— Begin —

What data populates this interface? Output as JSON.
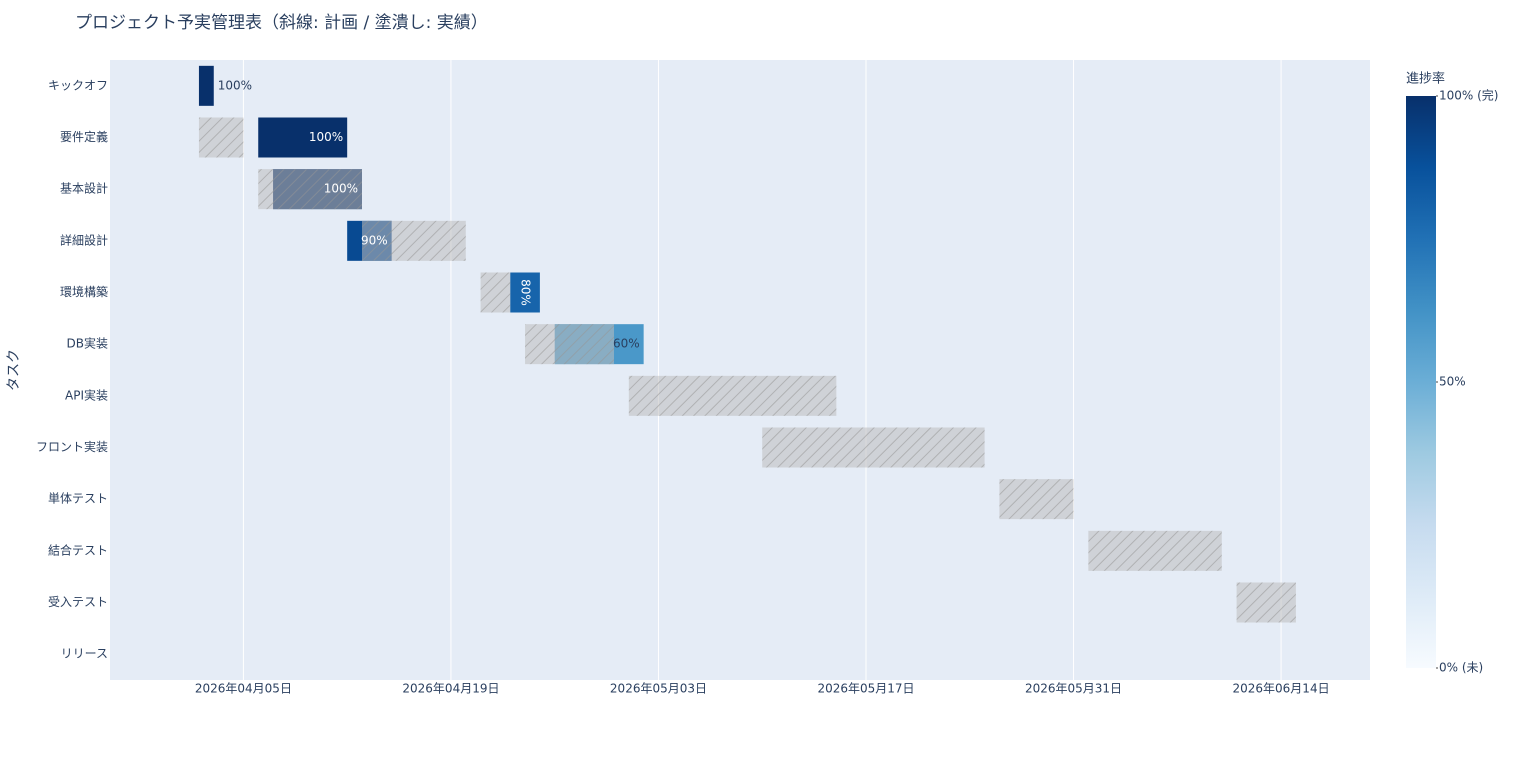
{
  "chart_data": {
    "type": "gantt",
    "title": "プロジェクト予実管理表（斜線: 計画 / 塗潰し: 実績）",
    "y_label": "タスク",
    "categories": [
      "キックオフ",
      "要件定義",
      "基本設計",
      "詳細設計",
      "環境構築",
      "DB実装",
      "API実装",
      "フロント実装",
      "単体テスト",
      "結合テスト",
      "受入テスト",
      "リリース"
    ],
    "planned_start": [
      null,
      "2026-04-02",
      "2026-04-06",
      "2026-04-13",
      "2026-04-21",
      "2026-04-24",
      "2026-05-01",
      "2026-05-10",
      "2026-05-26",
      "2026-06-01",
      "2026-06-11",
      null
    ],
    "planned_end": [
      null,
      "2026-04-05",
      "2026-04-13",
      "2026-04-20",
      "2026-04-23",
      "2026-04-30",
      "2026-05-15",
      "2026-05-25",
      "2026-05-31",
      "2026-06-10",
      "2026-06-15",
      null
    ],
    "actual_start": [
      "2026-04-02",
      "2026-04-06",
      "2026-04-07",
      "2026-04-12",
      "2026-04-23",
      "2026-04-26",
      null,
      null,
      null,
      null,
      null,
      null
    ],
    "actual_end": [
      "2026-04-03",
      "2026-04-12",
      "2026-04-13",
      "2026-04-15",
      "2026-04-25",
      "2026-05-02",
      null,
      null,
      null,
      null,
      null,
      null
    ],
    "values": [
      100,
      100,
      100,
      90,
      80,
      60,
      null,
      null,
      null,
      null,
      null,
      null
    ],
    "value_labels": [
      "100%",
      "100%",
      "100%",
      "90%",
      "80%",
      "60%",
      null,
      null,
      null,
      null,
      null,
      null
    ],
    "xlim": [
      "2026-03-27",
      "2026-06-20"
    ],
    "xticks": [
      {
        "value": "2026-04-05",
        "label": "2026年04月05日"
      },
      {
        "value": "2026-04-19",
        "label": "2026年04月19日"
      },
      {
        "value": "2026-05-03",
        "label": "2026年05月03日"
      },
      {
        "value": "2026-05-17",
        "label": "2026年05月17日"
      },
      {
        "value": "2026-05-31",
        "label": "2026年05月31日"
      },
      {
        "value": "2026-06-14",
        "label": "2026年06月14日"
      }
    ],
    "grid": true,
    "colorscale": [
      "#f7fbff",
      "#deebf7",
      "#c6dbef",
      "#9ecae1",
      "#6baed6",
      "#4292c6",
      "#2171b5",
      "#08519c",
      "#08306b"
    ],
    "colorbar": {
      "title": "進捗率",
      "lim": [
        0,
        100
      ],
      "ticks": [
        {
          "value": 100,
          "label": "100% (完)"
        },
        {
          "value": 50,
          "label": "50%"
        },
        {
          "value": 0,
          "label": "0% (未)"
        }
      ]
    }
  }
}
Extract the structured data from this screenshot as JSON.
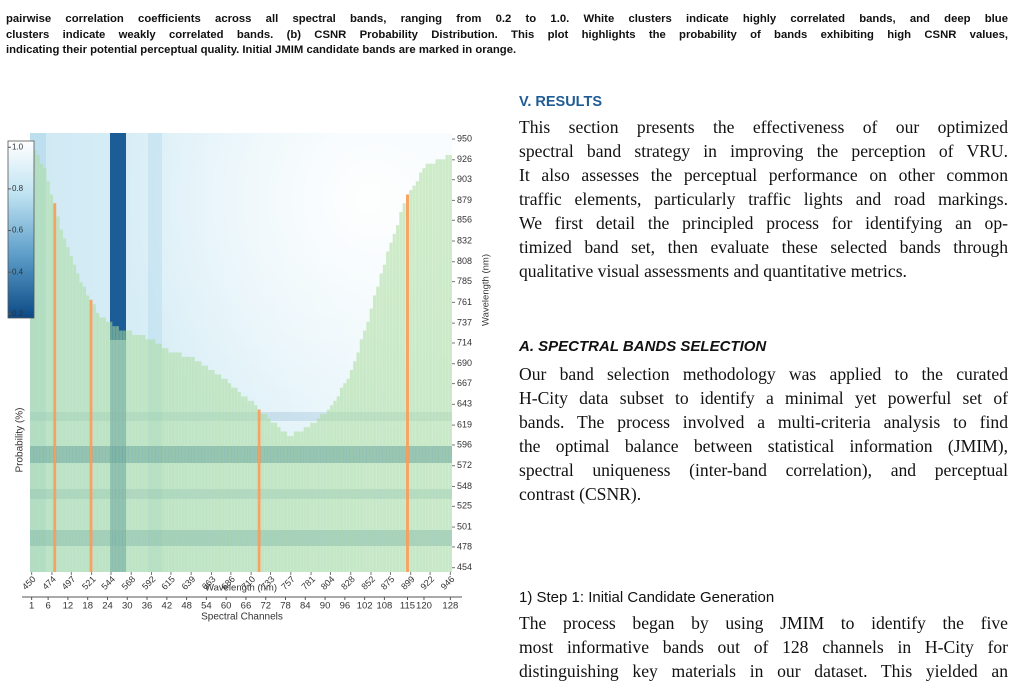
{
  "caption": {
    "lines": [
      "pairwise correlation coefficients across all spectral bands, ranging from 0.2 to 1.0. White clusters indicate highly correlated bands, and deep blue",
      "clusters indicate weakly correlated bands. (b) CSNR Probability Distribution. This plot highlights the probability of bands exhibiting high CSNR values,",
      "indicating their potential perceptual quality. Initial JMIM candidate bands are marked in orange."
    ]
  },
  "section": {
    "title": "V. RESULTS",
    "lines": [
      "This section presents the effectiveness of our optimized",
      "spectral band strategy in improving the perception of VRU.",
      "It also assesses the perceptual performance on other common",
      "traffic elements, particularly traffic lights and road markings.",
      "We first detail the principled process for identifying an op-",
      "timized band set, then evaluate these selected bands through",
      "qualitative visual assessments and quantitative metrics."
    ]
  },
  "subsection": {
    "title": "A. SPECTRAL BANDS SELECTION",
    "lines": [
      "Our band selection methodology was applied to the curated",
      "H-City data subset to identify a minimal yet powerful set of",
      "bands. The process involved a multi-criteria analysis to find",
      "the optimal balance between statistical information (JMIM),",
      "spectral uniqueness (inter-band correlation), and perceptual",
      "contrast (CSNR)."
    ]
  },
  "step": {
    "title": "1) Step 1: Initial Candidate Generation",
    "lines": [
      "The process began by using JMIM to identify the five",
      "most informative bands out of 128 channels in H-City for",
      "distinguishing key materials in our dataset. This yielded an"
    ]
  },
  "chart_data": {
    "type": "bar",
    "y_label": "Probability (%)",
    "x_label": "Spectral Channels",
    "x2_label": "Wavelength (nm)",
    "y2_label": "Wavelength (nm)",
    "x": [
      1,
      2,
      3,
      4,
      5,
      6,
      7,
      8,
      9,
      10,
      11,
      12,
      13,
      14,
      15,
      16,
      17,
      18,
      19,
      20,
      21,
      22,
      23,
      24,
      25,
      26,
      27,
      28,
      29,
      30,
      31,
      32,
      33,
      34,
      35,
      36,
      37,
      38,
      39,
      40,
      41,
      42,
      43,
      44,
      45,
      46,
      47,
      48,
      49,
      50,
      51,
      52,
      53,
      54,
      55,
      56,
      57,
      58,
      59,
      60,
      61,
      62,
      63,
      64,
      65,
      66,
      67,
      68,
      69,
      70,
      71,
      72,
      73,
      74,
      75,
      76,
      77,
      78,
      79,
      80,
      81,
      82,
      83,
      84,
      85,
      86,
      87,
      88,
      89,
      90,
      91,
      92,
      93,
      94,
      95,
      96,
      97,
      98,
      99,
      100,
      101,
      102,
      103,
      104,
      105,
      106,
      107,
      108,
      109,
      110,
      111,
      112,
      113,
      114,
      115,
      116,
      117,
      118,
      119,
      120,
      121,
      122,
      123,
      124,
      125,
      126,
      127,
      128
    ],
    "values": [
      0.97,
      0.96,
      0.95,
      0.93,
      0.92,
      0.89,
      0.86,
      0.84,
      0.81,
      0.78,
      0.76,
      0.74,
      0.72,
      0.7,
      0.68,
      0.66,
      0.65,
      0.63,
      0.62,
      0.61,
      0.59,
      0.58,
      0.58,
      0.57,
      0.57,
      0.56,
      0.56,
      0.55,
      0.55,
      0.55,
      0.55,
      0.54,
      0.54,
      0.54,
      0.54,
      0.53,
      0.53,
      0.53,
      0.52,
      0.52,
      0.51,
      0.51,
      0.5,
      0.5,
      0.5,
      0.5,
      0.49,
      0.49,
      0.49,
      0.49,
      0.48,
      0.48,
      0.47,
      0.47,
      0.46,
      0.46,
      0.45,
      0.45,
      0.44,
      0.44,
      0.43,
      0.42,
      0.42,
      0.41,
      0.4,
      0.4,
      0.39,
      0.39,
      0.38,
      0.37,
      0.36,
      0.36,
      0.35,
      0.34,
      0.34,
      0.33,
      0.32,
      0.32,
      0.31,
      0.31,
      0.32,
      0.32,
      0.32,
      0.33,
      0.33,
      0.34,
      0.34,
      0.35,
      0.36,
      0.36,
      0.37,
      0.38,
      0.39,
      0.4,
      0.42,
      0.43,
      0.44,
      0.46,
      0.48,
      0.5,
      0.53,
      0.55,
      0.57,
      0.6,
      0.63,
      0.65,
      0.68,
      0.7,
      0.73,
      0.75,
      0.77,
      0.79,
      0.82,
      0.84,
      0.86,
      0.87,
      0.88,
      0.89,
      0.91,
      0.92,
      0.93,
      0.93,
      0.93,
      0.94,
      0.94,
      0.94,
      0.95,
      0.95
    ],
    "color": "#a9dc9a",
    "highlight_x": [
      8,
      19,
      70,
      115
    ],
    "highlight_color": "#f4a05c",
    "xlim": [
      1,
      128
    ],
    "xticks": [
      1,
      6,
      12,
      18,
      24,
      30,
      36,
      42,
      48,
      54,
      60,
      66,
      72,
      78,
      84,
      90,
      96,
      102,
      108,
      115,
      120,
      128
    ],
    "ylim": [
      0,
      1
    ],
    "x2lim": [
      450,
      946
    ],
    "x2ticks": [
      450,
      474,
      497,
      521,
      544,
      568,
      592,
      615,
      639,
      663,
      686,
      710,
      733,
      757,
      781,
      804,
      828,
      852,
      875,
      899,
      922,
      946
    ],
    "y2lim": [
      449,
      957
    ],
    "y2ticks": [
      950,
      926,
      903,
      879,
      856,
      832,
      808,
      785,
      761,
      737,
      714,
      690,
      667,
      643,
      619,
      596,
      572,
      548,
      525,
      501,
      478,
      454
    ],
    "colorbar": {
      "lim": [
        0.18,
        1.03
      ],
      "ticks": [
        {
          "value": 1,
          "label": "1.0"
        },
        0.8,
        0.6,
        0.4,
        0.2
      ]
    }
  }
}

— End —

▶ **Task prompt**: Select every line of the material above holding the word "correlation" and copy it.

▶ **Right answer**:
      "pairwise correlation coefficients across all spectral bands, ranging from 0.2 to 1.0. White clusters indicate highly correlated bands, and deep blue",
      "spectral uniqueness (inter-band correlation), and perceptual",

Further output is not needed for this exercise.